● TASK GOAL
Check each line of the listing for the string "JSON", then state how many lines have it. Only the number is wanted.

● AVAILABLE RECORDS

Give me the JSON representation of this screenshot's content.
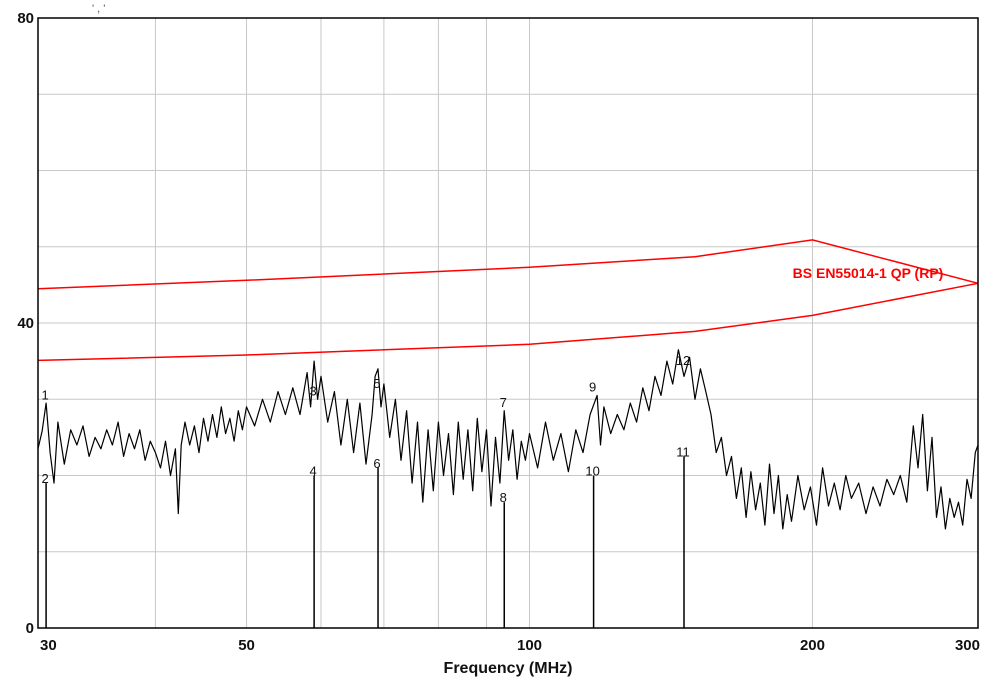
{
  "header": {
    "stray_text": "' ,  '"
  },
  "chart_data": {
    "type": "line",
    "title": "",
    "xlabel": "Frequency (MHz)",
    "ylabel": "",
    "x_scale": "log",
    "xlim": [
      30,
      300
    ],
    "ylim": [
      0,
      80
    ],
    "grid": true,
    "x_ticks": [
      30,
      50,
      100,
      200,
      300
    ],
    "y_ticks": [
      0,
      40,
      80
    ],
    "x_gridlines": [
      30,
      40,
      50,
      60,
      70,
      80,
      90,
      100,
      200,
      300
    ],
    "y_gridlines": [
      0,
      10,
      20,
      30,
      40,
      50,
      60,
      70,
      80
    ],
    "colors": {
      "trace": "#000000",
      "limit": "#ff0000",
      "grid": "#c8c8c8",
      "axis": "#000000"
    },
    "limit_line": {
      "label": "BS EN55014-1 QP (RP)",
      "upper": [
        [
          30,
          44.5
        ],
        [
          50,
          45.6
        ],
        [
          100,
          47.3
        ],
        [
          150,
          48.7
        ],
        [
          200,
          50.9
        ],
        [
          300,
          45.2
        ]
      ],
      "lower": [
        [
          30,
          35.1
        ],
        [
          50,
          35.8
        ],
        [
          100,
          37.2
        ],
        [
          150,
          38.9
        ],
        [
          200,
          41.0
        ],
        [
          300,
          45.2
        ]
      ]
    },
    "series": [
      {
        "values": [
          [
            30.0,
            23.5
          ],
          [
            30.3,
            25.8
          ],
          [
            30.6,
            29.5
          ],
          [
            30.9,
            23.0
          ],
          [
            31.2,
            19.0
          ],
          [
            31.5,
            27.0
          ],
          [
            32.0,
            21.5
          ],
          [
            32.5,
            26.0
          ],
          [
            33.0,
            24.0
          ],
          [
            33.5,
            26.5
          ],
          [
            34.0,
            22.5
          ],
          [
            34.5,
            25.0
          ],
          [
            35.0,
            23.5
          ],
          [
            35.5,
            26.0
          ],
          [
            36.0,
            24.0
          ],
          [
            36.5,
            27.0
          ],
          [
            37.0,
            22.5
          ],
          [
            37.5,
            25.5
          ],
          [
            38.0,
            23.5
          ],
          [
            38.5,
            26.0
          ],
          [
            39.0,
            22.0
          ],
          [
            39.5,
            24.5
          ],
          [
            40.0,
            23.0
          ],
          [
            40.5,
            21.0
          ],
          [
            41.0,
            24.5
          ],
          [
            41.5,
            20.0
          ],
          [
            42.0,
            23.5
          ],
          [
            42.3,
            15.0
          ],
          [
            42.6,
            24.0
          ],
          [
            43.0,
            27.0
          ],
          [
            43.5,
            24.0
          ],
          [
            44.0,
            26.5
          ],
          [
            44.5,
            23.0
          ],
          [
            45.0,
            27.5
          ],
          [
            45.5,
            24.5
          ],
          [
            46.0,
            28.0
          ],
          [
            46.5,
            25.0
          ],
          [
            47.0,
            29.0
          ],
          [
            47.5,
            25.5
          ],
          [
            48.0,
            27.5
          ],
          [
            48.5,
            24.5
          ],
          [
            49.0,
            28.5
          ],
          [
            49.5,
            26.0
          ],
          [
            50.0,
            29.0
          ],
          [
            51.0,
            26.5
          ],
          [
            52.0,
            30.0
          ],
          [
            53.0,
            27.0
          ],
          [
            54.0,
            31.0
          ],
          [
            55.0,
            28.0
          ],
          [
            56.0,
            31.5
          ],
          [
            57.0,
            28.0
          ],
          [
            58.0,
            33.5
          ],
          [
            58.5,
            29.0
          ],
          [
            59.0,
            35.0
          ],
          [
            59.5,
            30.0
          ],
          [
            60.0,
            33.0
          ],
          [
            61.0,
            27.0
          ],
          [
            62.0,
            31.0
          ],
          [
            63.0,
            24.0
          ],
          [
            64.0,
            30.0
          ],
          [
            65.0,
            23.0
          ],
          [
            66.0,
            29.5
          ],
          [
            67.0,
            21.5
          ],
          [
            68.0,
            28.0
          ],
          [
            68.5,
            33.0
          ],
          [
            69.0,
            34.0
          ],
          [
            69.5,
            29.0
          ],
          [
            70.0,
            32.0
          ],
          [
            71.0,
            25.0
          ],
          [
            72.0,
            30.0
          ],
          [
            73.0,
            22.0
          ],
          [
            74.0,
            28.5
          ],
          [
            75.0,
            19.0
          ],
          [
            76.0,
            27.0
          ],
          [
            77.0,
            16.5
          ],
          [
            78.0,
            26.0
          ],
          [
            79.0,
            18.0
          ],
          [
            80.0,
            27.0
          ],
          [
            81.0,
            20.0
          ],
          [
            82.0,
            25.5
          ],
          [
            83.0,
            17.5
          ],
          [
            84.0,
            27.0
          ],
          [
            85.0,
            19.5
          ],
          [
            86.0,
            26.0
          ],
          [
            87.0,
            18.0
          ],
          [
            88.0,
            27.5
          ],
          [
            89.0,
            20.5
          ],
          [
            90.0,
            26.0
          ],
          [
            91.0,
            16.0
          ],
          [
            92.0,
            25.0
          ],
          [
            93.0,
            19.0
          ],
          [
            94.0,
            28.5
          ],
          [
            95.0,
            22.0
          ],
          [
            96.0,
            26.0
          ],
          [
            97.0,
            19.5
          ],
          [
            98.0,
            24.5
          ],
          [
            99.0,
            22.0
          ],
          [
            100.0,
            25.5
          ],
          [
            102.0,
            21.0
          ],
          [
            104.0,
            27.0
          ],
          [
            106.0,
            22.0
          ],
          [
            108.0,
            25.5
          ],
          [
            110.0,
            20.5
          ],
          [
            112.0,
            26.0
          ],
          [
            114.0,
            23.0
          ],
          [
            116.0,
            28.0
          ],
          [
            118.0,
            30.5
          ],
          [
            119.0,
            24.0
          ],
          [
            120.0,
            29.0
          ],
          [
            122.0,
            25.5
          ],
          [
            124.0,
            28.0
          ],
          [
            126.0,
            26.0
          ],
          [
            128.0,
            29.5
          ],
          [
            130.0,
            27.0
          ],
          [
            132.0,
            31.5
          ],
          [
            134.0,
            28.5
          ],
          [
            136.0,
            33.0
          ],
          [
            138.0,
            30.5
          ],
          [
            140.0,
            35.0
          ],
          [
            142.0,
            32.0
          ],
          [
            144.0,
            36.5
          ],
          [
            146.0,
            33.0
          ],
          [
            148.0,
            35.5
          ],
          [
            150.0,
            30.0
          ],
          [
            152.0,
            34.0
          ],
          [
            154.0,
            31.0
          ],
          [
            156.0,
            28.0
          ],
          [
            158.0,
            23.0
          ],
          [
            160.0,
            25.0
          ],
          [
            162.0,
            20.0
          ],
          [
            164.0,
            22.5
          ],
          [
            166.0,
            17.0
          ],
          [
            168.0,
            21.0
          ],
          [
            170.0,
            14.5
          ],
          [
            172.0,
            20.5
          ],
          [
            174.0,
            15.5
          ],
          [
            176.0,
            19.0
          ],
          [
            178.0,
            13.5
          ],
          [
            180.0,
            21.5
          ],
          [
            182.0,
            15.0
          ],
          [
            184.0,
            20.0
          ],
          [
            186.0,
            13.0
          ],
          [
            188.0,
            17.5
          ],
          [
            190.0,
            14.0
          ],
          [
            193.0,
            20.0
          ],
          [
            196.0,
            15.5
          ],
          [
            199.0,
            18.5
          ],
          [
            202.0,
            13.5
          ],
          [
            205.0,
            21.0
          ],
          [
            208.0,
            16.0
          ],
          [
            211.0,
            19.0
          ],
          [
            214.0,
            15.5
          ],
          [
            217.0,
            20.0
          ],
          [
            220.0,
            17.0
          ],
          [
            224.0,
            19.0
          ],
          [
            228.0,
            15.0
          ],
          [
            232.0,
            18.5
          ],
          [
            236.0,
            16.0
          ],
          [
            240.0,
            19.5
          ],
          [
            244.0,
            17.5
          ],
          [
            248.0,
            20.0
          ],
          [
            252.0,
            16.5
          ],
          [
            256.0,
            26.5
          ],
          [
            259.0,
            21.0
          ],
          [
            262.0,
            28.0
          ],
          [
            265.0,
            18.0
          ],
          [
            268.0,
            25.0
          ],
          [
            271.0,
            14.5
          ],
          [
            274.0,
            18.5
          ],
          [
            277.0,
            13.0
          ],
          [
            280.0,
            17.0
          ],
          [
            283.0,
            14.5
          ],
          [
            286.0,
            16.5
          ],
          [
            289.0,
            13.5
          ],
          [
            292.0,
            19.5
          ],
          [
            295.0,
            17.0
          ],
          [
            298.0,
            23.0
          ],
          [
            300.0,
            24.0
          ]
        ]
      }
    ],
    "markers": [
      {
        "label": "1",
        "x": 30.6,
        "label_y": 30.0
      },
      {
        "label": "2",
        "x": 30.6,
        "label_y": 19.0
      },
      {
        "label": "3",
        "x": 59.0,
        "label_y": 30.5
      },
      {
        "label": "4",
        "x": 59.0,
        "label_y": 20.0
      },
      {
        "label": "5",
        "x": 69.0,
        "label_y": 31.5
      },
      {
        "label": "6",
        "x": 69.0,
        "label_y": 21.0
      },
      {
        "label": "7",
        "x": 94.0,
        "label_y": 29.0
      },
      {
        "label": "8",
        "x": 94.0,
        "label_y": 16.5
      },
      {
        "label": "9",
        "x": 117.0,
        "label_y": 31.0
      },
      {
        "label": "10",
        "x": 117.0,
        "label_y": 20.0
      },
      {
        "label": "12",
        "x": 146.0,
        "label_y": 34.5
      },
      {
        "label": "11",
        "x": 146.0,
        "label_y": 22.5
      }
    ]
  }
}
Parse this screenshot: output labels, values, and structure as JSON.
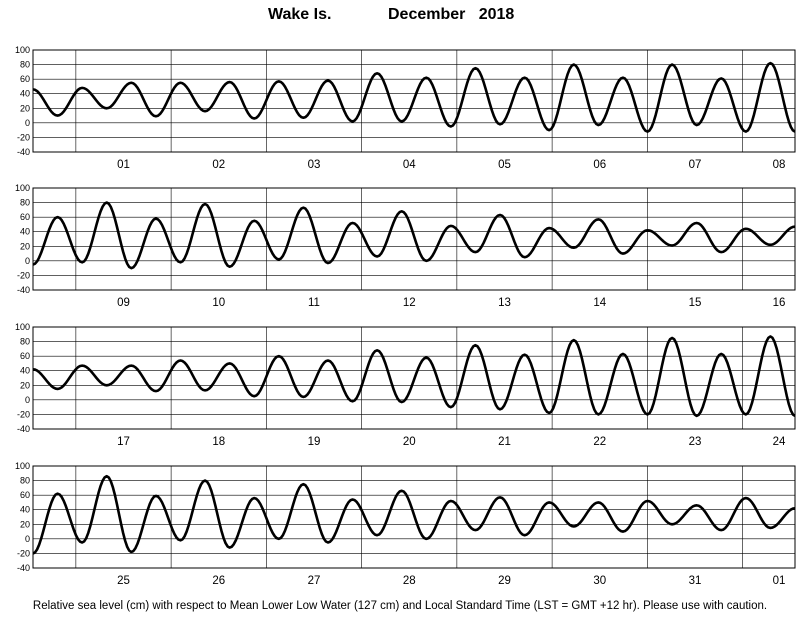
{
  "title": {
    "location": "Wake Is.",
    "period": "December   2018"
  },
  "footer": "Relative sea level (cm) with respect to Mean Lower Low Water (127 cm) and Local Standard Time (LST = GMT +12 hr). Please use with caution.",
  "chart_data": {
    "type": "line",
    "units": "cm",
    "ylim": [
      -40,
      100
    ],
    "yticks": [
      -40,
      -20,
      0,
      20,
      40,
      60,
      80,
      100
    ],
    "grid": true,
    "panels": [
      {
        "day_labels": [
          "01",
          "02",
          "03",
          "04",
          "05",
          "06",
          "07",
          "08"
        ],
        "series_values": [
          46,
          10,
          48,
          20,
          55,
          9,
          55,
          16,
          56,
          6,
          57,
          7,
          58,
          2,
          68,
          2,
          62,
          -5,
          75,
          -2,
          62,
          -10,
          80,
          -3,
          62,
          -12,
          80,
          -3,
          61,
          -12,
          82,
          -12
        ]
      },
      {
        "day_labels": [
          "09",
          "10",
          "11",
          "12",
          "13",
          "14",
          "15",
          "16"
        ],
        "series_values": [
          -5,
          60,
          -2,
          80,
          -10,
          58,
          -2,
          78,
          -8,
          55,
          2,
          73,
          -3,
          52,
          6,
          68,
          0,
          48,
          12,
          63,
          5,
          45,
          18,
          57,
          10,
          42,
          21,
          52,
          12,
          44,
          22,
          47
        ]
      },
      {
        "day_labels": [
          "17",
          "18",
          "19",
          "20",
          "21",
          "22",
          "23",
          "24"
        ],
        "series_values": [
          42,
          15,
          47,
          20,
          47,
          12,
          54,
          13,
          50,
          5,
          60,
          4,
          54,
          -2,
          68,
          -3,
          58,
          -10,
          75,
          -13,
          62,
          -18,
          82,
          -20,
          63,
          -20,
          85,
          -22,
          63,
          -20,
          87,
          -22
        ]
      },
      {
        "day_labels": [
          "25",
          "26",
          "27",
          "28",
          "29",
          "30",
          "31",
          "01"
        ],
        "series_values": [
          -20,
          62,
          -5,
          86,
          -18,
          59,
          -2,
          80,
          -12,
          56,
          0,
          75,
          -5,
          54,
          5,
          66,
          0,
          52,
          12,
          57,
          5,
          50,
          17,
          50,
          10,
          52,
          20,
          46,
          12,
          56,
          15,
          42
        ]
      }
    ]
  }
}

● ANSWER TO THE PROBLEM
2